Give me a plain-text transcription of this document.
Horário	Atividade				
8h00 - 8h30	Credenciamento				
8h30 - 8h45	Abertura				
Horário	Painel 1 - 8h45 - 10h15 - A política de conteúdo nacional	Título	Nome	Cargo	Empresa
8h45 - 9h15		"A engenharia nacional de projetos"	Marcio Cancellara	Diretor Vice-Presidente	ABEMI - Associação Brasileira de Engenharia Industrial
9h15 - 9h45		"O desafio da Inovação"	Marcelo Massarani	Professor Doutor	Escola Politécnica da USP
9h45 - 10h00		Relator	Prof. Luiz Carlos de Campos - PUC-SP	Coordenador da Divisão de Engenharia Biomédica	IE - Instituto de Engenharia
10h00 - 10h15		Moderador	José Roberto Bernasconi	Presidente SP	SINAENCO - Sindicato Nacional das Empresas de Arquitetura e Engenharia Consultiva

-=-=-

Copy each line of the data exactly, leaving nothing out.

Give me a plain-text transcription of this document.
Horário	Atividade				
8h00 - 8h30	Credenciamento				
8h30 - 8h45	Abertura				
Horário	Painel 1 - 8h45 - 10h15 - A política de conteúdo nacional	Título	Nome	Cargo	Empresa
8h45 - 9h15		"A engenharia nacional de projetos"	Marcio Cancellara	Diretor Vice-Presidente	ABEMI - Associação Brasileira de Engenharia Industrial
9h15 - 9h45		"O desafio da Inovação"	Marcelo Massarani	Professor Doutor	Escola Politécnica da USP
9h45 - 10h00		Relator	Prof. Luiz Carlos de Campos - PUC-SP	Coordenador da Divisão de Engenharia Biomédica	IE - Instituto de Engenharia
10h00 - 10h15		Moderador	José Roberto Bernasconi	Presidente SP	SINAENCO - Sindicato Nacional das Empresas de Arquitetura e Engenharia Consultiva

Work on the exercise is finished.